··· Provided data

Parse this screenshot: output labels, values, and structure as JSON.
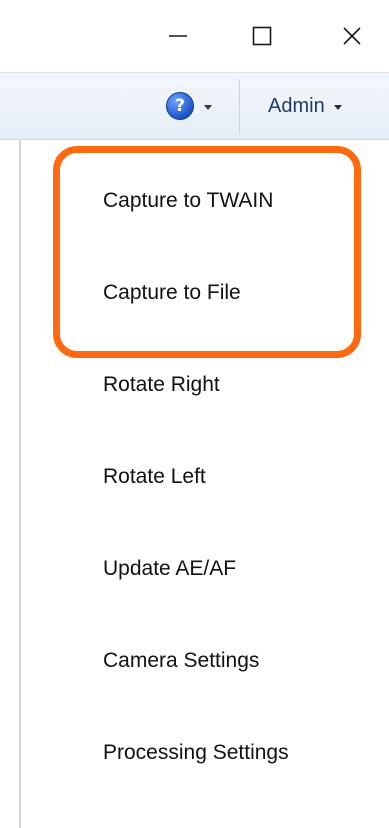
{
  "window_controls": {
    "minimize_glyph": "—",
    "maximize_glyph": "☐",
    "close_glyph": "✕"
  },
  "toolbar": {
    "help_icon_glyph": "?",
    "admin_label": "Admin"
  },
  "menu": {
    "items": [
      {
        "label": "Capture to TWAIN"
      },
      {
        "label": "Capture to File"
      },
      {
        "label": "Rotate Right"
      },
      {
        "label": "Rotate Left"
      },
      {
        "label": "Update AE/AF"
      },
      {
        "label": "Camera Settings"
      },
      {
        "label": "Processing Settings"
      }
    ]
  },
  "highlight": {
    "color": "#ff6a10"
  },
  "colors": {
    "toolbar_bg": "#eaf0f8",
    "admin_text": "#1e3c64",
    "help_icon": "#1d55c9"
  }
}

······

> [Task]: Using the records above, list each line that includes "Rotate".

> [Solution to this task]:
        "label": "Rotate Right"
        "label": "Rotate Left"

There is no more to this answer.